_ФРАГМЕНТ СТРАНИЦЫ_
Однако еще никогда в философии не случалось так, чтобы за пошлой самопонятностью не скрывалась бездонная трудность какой-нибудь проблемы, а что до нашей самопонятности, то за ней — не только какая-то проблема, но целое ее измерение.
Предположим — настолько грубо и приблизительно, насколько теперь мы это понимаем — что полный временной горизонт является условием возможной открытости сущего в целом и позабудем о том, как при этом сущее в целом обнаруживает и ведет себя: «отказывается» ли или дает о себе знать как-то иначе. Что здесь означают слова о том, что время — это горизонт? На это можно ответить сравнительно легко, и все-таки трудно сказать, что же здесь означает горизонт и каким образом действование в качестве горизонта возможно из существа времени.
Но даже если эти вопросы поставлены обоснованно и достаточно разработаны (что совсем не так), мы все равно оказываемся не в конце нашей проблемы, а только в ее начале. Ведь все еще не решено, участвует ли этот временной горизонт только в открытости сущего в целом или же и в том, что оно, это сущее, может «отказываться». Если верно и второе, тогда это значит вот что: при всяком раскрытии сущего в целом в этом участвует и временной горизонт, причем не только вообще, но как раз вполне определенно. Но тогда это означает, что он может «вступать в игру» совершенно по-разному — так, как мы пока не можем даже предположить, и мы даже не догадываемся обо всех безднах существа времени.

_ЗАДАНИЕ A_
Согласно фрагменту о временном горизонте, условием чего предположительно является полный временной горизонт?
Текст и записи никак не связаны друг с другом.

_ЗАПИСИ ДЛЯ УПРАЖНЕНИЯ_
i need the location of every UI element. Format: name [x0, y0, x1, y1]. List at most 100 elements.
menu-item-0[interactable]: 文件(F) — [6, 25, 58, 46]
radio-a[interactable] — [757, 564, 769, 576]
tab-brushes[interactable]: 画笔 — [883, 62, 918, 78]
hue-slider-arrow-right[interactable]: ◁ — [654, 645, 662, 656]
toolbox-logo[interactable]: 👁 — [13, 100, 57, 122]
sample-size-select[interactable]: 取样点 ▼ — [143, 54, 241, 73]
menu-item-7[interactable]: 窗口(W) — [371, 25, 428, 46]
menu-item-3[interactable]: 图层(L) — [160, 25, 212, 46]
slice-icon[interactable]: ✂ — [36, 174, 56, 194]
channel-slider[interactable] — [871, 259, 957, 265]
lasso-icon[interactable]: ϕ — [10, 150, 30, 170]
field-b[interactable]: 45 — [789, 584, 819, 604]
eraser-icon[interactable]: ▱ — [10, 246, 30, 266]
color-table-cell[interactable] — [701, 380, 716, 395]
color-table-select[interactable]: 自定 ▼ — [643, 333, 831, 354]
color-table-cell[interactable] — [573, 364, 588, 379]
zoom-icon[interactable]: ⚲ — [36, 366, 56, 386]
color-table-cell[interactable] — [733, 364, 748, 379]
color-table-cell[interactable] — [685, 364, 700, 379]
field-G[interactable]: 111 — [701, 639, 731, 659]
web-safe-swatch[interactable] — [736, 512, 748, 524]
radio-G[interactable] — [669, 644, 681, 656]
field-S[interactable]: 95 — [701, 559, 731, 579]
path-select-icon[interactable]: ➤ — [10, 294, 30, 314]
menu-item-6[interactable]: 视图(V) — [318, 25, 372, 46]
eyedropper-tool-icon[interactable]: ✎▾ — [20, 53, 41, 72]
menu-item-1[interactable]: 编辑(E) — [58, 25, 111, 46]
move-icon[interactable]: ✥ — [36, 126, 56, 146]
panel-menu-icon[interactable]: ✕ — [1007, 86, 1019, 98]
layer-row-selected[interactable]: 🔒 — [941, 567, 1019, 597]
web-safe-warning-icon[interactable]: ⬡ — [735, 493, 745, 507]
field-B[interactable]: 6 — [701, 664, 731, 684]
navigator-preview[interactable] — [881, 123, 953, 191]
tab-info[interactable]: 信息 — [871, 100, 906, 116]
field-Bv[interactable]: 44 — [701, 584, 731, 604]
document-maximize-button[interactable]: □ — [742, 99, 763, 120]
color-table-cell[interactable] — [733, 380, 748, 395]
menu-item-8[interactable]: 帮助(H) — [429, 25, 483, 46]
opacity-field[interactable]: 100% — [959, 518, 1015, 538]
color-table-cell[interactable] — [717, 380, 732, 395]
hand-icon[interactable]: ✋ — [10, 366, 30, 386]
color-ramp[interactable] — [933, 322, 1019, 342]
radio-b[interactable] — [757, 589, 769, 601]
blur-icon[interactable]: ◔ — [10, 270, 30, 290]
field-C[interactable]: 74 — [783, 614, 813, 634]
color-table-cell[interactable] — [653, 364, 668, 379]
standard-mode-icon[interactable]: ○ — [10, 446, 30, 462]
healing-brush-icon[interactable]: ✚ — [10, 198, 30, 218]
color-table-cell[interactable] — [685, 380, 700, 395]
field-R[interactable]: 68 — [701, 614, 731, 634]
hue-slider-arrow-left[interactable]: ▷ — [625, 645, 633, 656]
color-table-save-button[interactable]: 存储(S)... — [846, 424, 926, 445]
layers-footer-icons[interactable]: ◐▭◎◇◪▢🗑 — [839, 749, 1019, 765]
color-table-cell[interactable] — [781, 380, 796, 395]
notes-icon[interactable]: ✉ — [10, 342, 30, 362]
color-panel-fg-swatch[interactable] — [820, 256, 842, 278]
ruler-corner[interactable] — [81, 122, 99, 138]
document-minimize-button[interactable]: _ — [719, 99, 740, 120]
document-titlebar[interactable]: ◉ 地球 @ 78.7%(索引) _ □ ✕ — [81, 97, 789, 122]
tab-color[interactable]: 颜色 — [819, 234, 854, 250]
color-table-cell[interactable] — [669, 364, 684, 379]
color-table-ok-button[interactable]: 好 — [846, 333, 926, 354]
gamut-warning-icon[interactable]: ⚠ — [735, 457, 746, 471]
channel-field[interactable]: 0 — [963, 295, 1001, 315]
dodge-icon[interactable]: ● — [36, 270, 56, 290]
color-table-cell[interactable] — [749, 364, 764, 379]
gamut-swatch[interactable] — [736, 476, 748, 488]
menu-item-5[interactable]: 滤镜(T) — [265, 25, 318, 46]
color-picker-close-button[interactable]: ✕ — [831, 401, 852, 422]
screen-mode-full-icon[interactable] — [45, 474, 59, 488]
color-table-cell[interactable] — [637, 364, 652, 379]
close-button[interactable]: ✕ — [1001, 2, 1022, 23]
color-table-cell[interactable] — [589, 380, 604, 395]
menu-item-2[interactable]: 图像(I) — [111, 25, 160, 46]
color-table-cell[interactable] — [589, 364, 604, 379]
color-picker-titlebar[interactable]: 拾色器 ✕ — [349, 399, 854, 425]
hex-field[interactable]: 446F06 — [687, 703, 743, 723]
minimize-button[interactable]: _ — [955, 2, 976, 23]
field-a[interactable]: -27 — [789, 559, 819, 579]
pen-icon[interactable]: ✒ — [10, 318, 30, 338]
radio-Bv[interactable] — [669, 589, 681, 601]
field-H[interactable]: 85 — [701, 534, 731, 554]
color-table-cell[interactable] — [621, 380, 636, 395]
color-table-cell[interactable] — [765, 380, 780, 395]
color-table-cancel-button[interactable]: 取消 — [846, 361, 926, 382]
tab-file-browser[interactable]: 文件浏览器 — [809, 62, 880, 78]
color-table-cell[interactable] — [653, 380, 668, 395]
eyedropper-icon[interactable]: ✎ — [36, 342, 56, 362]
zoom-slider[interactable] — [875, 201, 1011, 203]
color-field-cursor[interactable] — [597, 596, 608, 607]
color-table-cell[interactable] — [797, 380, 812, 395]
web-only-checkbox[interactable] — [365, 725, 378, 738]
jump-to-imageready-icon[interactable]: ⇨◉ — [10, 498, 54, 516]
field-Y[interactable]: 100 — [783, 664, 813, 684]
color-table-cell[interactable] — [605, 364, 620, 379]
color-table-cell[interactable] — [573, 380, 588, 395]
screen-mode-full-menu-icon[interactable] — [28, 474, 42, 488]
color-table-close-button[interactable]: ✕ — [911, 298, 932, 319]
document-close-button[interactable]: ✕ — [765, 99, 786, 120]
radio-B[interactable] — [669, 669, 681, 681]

_ЗАДАНИЕ B_
Обновите записи от их начала до строки с «hue-slider-arrow-right[interactable]: ◁ —» включительно, заменив «location» на «position» и ничего больше не меняя. Выведите только эти строки.

_ПРАВИЛЬНЫЙ ОТВЕТ A_
Условием возможной открытости сущего в целом.

_ПРАВИЛЬНЫЙ ОТВЕТ B_
i need the position of every UI element. Format: name [x0, y0, x1, y1]. List at most 100 elements.
menu-item-0[interactable]: 文件(F) — [6, 25, 58, 46]
radio-a[interactable] — [757, 564, 769, 576]
tab-brushes[interactable]: 画笔 — [883, 62, 918, 78]
hue-slider-arrow-right[interactable]: ◁ — [654, 645, 662, 656]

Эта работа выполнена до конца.